◆ **PROBLEM TO SOLVE**: Where a line holds "marcia", copy it.

◆ **DATA SUPPLIED**:
● ● ● ●

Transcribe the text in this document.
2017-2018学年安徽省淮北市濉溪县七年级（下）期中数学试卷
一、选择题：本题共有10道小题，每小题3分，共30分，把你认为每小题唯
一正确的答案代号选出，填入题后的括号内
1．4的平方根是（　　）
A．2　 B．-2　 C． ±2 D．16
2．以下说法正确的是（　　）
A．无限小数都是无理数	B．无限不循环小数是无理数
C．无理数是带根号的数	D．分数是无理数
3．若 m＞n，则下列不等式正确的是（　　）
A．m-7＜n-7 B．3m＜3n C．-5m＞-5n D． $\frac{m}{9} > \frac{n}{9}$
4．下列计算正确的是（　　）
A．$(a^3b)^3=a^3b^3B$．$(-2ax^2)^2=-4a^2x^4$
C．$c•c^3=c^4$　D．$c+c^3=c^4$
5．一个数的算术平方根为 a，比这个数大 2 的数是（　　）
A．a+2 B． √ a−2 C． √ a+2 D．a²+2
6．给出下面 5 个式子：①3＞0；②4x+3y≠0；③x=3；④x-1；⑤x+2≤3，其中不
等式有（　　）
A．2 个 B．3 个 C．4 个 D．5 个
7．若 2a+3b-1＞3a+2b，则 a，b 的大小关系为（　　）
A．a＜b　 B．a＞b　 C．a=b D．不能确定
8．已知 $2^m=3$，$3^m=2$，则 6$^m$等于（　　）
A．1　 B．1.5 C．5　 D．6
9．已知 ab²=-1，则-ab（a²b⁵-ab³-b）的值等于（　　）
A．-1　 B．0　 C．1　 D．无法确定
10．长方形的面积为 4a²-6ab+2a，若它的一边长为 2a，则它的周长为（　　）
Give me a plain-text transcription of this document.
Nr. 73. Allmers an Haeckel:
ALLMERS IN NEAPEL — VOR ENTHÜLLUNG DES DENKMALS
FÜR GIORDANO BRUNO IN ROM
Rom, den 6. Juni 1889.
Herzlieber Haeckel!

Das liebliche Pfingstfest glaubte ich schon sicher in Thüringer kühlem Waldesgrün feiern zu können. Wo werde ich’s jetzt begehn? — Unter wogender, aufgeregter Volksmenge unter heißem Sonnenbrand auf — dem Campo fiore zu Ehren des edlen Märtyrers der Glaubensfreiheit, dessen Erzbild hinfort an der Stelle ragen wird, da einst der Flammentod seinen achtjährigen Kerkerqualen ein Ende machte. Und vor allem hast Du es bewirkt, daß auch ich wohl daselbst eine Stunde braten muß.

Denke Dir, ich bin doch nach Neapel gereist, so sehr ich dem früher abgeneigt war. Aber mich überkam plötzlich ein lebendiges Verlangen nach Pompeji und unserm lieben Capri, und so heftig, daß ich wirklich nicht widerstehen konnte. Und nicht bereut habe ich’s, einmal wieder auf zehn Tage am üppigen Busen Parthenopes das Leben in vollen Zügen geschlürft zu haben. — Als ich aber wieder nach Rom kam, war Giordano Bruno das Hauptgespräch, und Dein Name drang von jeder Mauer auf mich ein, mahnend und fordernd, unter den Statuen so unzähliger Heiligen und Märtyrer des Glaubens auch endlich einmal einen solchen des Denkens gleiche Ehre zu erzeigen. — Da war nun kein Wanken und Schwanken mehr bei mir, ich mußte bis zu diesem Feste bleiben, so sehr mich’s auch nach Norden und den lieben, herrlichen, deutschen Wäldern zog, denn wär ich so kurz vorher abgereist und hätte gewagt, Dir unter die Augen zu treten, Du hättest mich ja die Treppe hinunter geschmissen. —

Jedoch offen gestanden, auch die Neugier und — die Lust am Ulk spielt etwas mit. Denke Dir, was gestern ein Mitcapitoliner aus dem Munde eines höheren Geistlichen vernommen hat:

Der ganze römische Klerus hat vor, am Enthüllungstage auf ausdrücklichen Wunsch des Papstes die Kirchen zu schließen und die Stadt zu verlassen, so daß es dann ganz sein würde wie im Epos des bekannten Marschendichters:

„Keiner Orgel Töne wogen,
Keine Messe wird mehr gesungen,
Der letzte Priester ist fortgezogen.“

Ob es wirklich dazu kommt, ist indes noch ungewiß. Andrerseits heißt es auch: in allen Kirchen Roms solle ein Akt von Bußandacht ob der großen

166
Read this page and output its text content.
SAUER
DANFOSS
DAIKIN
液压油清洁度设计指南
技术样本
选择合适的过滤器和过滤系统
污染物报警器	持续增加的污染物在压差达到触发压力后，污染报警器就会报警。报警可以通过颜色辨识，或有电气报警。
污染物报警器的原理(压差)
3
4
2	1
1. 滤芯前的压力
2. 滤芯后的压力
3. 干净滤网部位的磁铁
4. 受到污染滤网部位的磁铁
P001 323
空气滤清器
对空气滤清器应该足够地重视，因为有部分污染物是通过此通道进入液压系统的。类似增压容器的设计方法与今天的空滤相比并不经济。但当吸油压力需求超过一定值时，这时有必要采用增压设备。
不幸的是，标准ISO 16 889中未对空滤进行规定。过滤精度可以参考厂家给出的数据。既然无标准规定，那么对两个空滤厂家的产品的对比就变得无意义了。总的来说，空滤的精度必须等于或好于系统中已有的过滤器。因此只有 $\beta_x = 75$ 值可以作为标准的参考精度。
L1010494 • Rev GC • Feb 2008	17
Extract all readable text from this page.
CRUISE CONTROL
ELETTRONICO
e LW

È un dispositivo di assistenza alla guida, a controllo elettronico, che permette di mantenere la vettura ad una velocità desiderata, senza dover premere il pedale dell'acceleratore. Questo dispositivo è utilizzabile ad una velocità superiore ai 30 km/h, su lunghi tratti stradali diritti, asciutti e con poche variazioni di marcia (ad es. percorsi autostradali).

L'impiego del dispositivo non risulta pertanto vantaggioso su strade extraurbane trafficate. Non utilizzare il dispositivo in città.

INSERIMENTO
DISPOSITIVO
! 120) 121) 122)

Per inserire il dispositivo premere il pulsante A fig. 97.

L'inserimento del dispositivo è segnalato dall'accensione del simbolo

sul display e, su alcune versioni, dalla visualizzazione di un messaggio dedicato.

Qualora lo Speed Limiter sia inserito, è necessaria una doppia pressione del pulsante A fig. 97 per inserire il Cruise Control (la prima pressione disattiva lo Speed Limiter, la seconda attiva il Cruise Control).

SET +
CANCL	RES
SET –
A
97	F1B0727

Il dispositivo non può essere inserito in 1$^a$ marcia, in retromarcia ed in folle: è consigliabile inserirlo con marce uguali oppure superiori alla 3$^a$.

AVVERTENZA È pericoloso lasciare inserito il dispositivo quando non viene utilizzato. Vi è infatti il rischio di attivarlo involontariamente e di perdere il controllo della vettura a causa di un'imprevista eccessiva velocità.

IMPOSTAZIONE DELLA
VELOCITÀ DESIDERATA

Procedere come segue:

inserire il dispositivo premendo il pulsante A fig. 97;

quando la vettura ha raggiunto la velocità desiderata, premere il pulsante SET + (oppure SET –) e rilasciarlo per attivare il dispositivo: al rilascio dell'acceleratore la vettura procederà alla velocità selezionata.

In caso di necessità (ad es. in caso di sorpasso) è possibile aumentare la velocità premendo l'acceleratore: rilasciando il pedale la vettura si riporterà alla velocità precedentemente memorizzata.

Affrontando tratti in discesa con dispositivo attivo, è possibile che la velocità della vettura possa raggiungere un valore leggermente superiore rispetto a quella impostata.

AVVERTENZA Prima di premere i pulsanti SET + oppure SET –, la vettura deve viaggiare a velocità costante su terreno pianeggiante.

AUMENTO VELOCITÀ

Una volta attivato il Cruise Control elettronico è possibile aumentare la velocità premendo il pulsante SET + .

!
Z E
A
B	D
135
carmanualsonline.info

● ● ● ●

◆ **COMPLETE OUTPUT**:
È un dispositivo di assistenza alla guida, a controllo elettronico, che permette di mantenere la vettura ad una velocità desiderata, senza dover premere il pedale dell'acceleratore. Questo dispositivo è utilizzabile ad una velocità superiore ai 30 km/h, su lunghi tratti stradali diritti, asciutti e con poche variazioni di marcia (ad es. percorsi autostradali).
Il dispositivo non può essere inserito in 1$^a$ marcia, in retromarcia ed in folle: è consigliabile inserirlo con marce uguali oppure superiori alla 3$^a$.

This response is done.